Depuis quatre ans, les commentaires ont été constants, ces dix-sept pièces ne sont qu’une infime partie de ce précieux matériel trouvé à Abbottabad. Si leur dévoilement accompagnait opportunément les premiers pas du président Obama pour sa deuxième élection présidentielle, ces documents, rédigés entre 2006 et avril 2011, fournissent, à eux seuls – le dernier document est rédigé une semaine avant la mort de Ben Laden –, une connaissance unique sur les arcanes internes de la mouvance djihadiste internationale.

Ces textes ne sont pas tous de la main de l’ex-dirigeant djihadiste. Souvent, il s’agit d’échanges entre ses subordonnés ou d’autres personnes. On y découvre néanmoins ses craintes et ses conseils face aux frappes de drones américains sur les zones tribales pakistanaises, notamment au Waziristan, où sont visiblement réfugiées une bonne part de ses troupes. Cette pression des drones motive sans doute aussi sa volonté d’exfiltrer de cette zone l’un de ses fils, Hamza, qu’il souhaite voir mis à l’abri à Peshawar, chef-lieu des zones tribales.

En avril 2011, il conseille à Al-Qaida au Maghreb islamique de garder ses otages français jusqu’à l’élection présidentielle de 2012 et de ne pas les tuer tant que Paris bénéficie du soutien des populations musulmanes pour son intervention en Libye. Dans une autre missive, il ne donne pas suite à la demande d’affiliation des chabab (jeunes) somaliens sous la bannière d’Al-Qaida, et essuie pour cela, dans un autre courrier, les critiques voilées d’un autre responsable d’Al-Qaida, sans doute Ayman Al-Zawahiri, son second, qui aurait pris la tête de l’organisation après sa mort.

MATÉRIEL SOURCE:
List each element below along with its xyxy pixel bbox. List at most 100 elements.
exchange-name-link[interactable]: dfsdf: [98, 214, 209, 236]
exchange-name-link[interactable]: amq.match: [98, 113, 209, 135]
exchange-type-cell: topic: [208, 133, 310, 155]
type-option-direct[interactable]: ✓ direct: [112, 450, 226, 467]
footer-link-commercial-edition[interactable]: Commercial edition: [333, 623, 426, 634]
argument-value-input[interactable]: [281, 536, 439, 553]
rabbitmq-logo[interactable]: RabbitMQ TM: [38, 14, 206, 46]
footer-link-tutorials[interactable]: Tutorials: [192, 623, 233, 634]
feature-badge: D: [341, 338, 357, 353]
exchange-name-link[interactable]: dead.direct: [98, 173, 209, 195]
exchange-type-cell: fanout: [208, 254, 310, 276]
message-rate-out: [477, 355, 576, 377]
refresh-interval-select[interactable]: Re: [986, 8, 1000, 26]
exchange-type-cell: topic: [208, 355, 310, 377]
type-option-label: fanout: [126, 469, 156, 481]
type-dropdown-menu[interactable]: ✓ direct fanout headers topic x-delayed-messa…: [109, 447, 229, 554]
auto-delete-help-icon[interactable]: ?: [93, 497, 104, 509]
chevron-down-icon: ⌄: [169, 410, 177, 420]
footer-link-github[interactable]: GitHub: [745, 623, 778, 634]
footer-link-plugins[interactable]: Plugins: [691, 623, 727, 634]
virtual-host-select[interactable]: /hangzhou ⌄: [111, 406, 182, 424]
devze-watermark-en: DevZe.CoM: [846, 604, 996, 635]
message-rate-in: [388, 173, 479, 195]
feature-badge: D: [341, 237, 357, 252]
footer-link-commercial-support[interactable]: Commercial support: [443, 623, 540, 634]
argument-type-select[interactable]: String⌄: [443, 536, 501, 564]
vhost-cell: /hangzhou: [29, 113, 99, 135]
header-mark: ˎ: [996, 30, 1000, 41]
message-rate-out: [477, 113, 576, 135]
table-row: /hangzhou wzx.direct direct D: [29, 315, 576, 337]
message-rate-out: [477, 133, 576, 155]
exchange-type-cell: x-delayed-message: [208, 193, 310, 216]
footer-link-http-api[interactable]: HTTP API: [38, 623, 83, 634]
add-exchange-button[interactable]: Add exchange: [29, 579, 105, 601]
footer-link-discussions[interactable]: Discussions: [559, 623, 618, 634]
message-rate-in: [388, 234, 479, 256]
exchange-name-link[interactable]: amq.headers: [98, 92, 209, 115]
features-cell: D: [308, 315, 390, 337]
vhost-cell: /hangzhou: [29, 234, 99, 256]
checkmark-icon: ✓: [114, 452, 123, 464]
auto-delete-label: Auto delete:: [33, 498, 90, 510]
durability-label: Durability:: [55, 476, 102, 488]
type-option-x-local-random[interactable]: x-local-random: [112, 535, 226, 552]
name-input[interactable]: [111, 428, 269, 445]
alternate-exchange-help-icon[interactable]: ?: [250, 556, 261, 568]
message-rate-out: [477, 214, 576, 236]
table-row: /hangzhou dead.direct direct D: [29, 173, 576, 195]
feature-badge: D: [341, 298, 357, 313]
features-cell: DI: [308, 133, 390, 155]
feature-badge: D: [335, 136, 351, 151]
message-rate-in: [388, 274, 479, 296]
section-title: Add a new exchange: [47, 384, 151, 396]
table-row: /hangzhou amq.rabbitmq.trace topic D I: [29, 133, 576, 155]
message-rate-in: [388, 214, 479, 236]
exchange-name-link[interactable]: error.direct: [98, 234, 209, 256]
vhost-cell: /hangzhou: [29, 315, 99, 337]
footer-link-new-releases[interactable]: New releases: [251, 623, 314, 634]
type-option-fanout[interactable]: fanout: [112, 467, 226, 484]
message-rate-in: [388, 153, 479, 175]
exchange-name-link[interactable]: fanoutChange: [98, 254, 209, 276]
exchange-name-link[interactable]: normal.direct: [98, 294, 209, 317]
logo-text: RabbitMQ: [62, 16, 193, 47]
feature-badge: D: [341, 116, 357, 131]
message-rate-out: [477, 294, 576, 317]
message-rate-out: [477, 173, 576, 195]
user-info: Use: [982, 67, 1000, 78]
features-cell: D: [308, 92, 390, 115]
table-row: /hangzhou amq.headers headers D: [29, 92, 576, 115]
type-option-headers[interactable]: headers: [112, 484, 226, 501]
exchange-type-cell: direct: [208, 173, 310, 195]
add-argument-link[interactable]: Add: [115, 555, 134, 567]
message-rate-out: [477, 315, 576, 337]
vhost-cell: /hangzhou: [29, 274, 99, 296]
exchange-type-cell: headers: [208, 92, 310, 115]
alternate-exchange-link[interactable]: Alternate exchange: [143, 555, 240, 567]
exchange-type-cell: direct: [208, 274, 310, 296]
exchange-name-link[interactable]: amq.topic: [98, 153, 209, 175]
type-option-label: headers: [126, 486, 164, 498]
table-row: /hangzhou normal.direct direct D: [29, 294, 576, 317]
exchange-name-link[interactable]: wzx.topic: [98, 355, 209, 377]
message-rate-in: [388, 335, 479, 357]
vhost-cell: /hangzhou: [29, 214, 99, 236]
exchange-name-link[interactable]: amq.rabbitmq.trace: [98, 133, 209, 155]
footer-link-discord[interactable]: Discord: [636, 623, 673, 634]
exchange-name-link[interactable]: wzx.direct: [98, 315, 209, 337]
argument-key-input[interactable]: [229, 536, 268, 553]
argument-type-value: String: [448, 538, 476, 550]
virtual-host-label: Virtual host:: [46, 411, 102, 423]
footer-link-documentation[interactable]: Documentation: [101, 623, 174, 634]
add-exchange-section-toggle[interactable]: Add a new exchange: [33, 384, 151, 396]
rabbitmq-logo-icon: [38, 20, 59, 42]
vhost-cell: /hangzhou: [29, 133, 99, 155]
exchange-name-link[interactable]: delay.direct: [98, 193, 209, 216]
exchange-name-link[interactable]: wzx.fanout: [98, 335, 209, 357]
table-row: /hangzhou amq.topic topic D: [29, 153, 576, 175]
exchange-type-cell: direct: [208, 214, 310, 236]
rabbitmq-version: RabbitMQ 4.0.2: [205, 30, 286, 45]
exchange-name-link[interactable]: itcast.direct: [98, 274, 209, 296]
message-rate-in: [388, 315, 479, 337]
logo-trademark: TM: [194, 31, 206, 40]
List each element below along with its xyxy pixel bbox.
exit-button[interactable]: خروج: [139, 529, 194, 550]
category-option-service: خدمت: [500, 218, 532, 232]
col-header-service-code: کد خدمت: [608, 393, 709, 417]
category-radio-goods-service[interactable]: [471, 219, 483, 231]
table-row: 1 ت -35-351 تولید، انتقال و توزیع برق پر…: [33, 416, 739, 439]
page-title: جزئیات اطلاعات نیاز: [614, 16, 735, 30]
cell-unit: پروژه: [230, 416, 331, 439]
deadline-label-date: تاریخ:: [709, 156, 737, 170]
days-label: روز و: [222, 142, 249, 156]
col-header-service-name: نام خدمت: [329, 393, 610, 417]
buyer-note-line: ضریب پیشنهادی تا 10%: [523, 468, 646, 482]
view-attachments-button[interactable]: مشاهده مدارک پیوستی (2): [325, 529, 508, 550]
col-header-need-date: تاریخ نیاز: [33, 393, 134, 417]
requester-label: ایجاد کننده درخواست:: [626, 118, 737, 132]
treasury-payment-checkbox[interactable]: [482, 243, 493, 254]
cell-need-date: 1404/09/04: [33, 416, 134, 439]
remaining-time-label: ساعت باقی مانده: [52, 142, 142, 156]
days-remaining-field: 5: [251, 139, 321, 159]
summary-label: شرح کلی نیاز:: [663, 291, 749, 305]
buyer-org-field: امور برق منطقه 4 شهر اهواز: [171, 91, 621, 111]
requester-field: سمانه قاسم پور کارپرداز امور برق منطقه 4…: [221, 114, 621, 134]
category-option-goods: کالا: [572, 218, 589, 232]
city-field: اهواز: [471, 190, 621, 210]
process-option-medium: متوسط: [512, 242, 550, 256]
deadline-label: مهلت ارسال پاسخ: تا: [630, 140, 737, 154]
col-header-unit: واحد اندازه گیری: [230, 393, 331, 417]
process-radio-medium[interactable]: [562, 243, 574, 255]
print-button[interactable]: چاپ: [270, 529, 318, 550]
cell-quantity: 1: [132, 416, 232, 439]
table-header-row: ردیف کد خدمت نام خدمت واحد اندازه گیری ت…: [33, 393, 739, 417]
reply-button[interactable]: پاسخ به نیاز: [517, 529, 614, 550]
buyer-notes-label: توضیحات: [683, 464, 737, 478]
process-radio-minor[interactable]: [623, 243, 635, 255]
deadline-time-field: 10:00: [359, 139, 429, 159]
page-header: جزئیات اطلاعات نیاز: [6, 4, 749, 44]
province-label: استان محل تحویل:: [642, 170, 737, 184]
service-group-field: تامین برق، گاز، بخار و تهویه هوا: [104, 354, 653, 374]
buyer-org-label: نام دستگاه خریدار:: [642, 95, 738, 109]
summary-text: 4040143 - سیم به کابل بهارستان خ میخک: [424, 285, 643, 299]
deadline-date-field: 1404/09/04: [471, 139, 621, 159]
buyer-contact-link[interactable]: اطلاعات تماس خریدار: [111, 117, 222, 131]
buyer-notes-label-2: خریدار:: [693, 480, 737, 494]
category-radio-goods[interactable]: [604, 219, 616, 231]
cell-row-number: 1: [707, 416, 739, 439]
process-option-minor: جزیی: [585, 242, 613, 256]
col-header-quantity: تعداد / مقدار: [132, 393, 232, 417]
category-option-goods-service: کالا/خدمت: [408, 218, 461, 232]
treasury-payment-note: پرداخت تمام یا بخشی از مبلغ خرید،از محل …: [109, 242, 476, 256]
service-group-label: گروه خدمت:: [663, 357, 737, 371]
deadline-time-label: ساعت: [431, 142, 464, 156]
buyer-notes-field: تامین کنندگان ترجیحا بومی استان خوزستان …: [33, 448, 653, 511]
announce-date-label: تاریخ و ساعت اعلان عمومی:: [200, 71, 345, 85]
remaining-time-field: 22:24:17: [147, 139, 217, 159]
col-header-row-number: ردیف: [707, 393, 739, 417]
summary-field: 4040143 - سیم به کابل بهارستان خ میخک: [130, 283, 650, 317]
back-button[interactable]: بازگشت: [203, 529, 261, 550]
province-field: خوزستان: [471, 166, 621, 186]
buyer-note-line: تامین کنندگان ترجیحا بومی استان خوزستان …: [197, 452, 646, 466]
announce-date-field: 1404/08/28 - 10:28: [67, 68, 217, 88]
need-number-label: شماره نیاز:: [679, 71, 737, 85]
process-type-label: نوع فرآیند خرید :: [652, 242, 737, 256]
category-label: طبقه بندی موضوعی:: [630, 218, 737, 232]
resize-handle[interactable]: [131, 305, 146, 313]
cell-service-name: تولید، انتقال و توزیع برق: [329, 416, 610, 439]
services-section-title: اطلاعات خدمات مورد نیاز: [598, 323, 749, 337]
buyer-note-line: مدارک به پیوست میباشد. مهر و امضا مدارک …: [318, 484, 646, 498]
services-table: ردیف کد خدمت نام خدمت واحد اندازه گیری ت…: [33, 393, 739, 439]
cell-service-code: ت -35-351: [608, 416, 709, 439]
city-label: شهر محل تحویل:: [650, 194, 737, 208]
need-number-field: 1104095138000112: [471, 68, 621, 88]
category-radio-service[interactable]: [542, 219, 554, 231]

À PRODUIRE:
Recopiez intégralement, s'il vous plaît, l'extrait sur les documents d'Abbottabad, sans y changer un seul mot.

RÉSULTAT DE L'EXERCICE:
Depuis quatre ans, les commentaires ont été constants, ces dix-sept pièces ne sont qu’une infime partie de ce précieux matériel trouvé à Abbottabad. Si leur dévoilement accompagnait opportunément les premiers pas du président Obama pour sa deuxième élection présidentielle, ces documents, rédigés entre 2006 et avril 2011, fournissent, à eux seuls – le dernier document est rédigé une semaine avant la mort de Ben Laden –, une connaissance unique sur les arcanes internes de la mouvance djihadiste internationale.

Ces textes ne sont pas tous de la main de l’ex-dirigeant djihadiste. Souvent, il s’agit d’échanges entre ses subordonnés ou d’autres personnes. On y découvre néanmoins ses craintes et ses conseils face aux frappes de drones américains sur les zones tribales pakistanaises, notamment au Waziristan, où sont visiblement réfugiées une bonne part de ses troupes. Cette pression des drones motive sans doute aussi sa volonté d’exfiltrer de cette zone l’un de ses fils, Hamza, qu’il souhaite voir mis à l’abri à Peshawar, chef-lieu des zones tribales.

En avril 2011, il conseille à Al-Qaida au Maghreb islamique de garder ses otages français jusqu’à l’élection présidentielle de 2012 et de ne pas les tuer tant que Paris bénéficie du soutien des populations musulmanes pour son intervention en Libye. Dans une autre missive, il ne donne pas suite à la demande d’affiliation des chabab (jeunes) somaliens sous la bannière d’Al-Qaida, et essuie pour cela, dans un autre courrier, les critiques voilées d’un autre responsable d’Al-Qaida, sans doute Ayman Al-Zawahiri, son second, qui aurait pris la tête de l’organisation après sa mort.